• Text section:
= The Idea (musical) =

The Idea is a musical with words and music by Joseph Hart. While essentially a comedy, the plot centers around a young man whose destructive life of gambling and drinking is turned around after attending a meeting at the Salvation Army. Scholars have noted similarities of this work to the later 1950 musical Guys and Dolls, but with an aesthetic of musicals and culture of the 1890s.

The original production, featuring Frederick Hallen and Joseph Hart, was produced by Hallen at Bowdoin Square in Boston in November 1892. It then opened in New York City at the Fourteenth Street Theatre on April 9, 1893 and was still playing there in October. In 1894, a revival played in Chicago.

• Dataset records:
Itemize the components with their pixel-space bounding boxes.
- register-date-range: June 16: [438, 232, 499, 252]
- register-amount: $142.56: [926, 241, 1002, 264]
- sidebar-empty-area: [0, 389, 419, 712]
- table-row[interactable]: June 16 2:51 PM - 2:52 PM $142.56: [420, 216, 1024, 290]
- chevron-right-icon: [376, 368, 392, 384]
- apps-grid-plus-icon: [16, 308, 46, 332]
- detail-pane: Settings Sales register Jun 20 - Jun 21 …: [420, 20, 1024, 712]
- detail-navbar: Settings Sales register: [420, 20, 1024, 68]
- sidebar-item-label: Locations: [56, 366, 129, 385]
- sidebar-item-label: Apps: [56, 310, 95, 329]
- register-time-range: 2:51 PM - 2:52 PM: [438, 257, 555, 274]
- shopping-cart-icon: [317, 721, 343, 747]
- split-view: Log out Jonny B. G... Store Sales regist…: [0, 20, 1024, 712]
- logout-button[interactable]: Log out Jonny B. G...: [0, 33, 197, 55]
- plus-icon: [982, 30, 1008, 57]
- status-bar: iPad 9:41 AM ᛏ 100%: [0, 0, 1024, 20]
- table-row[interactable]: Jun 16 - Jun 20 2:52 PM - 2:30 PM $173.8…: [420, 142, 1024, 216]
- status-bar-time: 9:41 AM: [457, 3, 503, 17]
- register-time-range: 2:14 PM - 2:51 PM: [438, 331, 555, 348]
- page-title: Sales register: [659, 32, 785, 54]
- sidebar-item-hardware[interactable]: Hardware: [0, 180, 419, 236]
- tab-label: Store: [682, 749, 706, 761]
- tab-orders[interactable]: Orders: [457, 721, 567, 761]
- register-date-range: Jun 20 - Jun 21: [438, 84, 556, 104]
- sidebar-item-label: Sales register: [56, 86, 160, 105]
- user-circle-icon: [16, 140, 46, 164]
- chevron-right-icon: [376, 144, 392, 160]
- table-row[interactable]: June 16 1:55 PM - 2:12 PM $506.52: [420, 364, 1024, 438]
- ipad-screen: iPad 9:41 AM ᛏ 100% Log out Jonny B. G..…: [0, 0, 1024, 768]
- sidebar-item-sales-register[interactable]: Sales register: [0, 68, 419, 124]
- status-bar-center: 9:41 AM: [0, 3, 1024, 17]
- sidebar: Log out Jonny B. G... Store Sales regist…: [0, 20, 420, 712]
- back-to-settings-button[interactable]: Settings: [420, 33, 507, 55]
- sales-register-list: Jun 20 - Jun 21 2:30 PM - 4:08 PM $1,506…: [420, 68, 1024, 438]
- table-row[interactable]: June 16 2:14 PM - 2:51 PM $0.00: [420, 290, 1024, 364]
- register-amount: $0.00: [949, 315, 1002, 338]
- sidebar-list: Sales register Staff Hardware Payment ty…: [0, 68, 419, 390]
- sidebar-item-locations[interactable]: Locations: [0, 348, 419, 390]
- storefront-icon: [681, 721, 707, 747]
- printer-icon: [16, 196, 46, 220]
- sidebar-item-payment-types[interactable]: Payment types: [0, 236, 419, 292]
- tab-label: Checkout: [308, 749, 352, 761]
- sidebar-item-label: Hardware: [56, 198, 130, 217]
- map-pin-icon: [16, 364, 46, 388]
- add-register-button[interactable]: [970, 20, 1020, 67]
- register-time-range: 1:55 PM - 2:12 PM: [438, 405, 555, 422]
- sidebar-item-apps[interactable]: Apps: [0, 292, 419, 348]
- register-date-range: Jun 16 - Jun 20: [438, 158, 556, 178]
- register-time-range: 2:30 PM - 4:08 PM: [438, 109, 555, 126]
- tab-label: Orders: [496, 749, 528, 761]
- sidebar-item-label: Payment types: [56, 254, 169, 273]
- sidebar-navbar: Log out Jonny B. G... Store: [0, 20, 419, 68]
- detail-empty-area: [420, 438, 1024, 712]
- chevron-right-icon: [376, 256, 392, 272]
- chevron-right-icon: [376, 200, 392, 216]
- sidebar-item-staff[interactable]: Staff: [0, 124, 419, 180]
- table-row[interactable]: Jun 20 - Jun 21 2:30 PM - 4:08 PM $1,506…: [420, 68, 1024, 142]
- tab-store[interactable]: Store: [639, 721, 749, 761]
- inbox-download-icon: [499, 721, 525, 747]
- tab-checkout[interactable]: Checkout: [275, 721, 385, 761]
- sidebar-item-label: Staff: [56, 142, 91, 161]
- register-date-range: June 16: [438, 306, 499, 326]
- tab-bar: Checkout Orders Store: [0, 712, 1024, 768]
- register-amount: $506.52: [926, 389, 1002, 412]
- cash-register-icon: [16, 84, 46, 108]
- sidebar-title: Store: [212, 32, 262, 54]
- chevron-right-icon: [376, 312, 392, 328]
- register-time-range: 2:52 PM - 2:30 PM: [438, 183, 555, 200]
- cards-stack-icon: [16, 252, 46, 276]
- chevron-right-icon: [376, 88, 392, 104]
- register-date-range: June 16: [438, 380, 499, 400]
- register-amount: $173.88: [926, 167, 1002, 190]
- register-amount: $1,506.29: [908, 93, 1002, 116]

• Problems and tasks:
1. Please repeat the passage on The Idea word for word, from "The Idea is" to "played in Chicago.".
2. In the passage on The Idea, which New York City theater did the show open at in 1893?
Rely only on the passage on The Idea, not on the rows.

• Solutions by task:
1.
The Idea is a musical with words and music by Joseph Hart. While essentially a comedy, the plot centers around a young man whose destructive life of gambling and drinking is turned around after attending a meeting at the Salvation Army. Scholars have noted similarities of this work to the later 1950 musical Guys and Dolls, but with an aesthetic of musicals and culture of the 1890s.

The original production, featuring Frederick Hallen and Joseph Hart, was produced by Hallen at Bowdoin Square in Boston in November 1892. It then opened in New York City at the Fourteenth Street Theatre on April 9, 1893 and was still playing there in October. In 1894, a revival played in Chicago.

2. The Fourteenth Street Theatre.